◆ **Objective**
Filter for the word "this" and keep each matching line.

---------- Provided information

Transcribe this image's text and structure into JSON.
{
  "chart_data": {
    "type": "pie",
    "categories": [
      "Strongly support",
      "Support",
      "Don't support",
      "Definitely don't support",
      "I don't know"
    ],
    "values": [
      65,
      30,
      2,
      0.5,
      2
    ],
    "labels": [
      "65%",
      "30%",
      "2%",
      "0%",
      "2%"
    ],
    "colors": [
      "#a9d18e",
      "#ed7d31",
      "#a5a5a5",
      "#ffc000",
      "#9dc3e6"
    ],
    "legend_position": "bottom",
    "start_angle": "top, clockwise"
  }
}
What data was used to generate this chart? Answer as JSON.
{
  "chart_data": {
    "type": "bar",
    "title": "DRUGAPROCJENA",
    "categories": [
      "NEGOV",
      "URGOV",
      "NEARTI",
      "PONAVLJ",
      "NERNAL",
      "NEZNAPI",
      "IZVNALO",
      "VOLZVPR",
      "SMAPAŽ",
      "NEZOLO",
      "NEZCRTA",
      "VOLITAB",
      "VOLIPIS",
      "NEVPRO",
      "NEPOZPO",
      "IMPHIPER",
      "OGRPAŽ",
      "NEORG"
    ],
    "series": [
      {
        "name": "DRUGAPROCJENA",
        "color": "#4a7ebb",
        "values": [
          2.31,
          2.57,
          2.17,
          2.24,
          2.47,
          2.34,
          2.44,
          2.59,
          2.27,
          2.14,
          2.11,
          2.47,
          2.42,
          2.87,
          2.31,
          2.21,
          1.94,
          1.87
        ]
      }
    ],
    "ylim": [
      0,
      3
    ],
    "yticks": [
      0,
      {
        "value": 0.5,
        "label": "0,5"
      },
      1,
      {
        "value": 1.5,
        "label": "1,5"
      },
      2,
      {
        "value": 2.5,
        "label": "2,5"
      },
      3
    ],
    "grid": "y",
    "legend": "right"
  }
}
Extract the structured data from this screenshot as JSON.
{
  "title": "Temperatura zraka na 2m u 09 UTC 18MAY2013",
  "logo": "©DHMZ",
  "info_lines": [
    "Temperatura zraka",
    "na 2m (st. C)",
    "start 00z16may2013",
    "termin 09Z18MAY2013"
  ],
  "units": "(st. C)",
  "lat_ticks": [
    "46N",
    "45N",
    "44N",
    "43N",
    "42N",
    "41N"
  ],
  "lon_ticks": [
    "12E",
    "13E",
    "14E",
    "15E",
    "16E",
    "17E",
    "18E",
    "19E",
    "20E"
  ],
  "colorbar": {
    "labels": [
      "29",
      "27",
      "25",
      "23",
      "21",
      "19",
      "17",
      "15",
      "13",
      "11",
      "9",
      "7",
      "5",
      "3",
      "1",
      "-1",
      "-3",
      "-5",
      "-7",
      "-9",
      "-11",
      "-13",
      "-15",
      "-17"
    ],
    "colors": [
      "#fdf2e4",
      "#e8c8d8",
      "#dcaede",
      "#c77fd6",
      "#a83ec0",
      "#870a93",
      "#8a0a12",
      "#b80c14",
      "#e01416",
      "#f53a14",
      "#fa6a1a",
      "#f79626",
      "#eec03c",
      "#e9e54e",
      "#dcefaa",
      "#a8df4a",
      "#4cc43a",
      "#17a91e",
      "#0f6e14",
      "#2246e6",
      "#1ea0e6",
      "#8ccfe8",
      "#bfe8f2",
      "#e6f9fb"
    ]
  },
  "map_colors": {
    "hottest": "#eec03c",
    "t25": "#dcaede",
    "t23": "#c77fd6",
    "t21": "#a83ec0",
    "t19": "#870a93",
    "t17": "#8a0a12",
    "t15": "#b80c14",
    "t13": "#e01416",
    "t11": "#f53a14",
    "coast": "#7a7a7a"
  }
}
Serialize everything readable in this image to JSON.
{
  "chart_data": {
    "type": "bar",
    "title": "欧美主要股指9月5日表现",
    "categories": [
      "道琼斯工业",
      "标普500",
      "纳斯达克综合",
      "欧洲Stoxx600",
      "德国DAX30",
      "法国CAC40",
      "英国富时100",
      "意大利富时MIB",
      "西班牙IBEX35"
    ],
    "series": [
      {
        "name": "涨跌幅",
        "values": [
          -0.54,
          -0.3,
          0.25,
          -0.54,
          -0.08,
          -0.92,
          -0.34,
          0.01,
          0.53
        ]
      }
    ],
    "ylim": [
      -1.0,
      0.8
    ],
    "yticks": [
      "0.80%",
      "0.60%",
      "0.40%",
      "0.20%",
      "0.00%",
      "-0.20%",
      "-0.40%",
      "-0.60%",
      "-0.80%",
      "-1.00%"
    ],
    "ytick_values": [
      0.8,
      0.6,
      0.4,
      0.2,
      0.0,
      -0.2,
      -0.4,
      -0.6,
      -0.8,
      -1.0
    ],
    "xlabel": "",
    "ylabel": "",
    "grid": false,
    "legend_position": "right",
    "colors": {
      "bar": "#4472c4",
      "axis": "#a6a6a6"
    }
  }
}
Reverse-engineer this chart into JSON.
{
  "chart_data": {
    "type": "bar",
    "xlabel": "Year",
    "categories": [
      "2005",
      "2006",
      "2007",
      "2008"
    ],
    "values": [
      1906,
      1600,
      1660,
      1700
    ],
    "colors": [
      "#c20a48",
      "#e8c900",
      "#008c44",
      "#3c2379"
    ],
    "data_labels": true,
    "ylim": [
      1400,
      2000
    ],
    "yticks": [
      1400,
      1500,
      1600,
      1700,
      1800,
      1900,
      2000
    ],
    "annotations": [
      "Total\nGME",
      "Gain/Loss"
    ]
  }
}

--------------------

◆ **Answer to the problem**
Transcribe this image's text and structure into JSON.
What data was used to generate this chart? Answer as JSON.
Extract the structured data from this screenshot as JSON.
Serialize everything readable in this image to JSON.
Reverse-engineer this chart into JSON.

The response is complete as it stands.